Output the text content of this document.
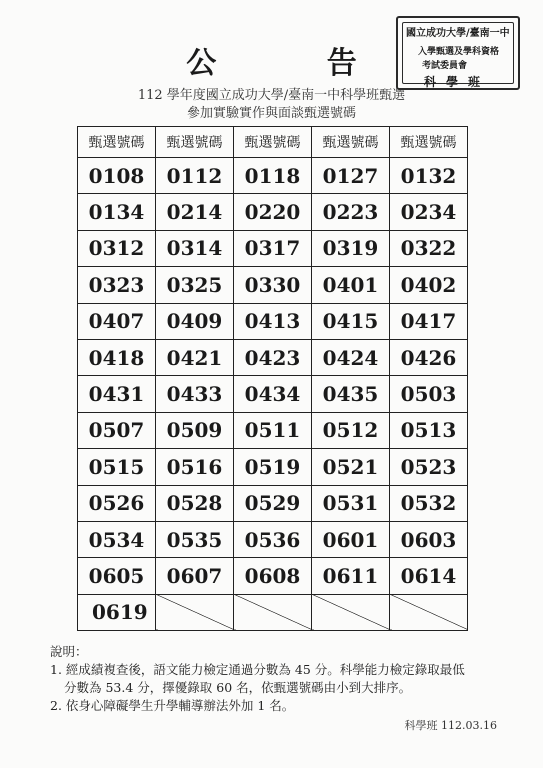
公 告
112 學年度國立成功大學/臺南一中科學班甄選
參加實驗實作與面談甄選號碼
國立成功大學/臺南一中
入學甄選及學科資格
考試委員會
科學班
甄選號碼	甄選號碼	甄選號碼	甄選號碼	甄選號碼
0108	0112	0118	0127	0132
0134	0214	0220	0223	0234
0312	0314	0317	0319	0322
0323	0325	0330	0401	0402
0407	0409	0413	0415	0417
0418	0421	0423	0424	0426
0431	0433	0434	0435	0503
0507	0509	0511	0512	0513
0515	0516	0519	0521	0523
0526	0528	0529	0531	0532
0534	0535	0536	0601	0603
0605	0607	0608	0611	0614
0619				
說明：
1. 經成績複查後，語文能力檢定通過分數為 45 分。科學能力檢定錄取最低
分數為 53.4 分，擇優錄取 60 名，依甄選號碼由小到大排序。
2. 依身心障礙學生升學輔導辦法外加 1 名。
科學班 112.03.16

.....

* [To be done]
Repeat the data above exactly, but not the pictures.

* [Task response]
Output the text content of this document.
公 告
112 學年度國立成功大學/臺南一中科學班甄選
參加實驗實作與面談甄選號碼
國立成功大學/臺南一中
入學甄選及學科資格
考試委員會
科學班
甄選號碼	甄選號碼	甄選號碼	甄選號碼	甄選號碼
0108	0112	0118	0127	0132
0134	0214	0220	0223	0234
0312	0314	0317	0319	0322
0323	0325	0330	0401	0402
0407	0409	0413	0415	0417
0418	0421	0423	0424	0426
0431	0433	0434	0435	0503
0507	0509	0511	0512	0513
0515	0516	0519	0521	0523
0526	0528	0529	0531	0532
0534	0535	0536	0601	0603
0605	0607	0608	0611	0614
0619				
說明：
1. 經成績複查後，語文能力檢定通過分數為 45 分。科學能力檢定錄取最低
分數為 53.4 分，擇優錄取 60 名，依甄選號碼由小到大排序。
2. 依身心障礙學生升學輔導辦法外加 1 名。
科學班 112.03.16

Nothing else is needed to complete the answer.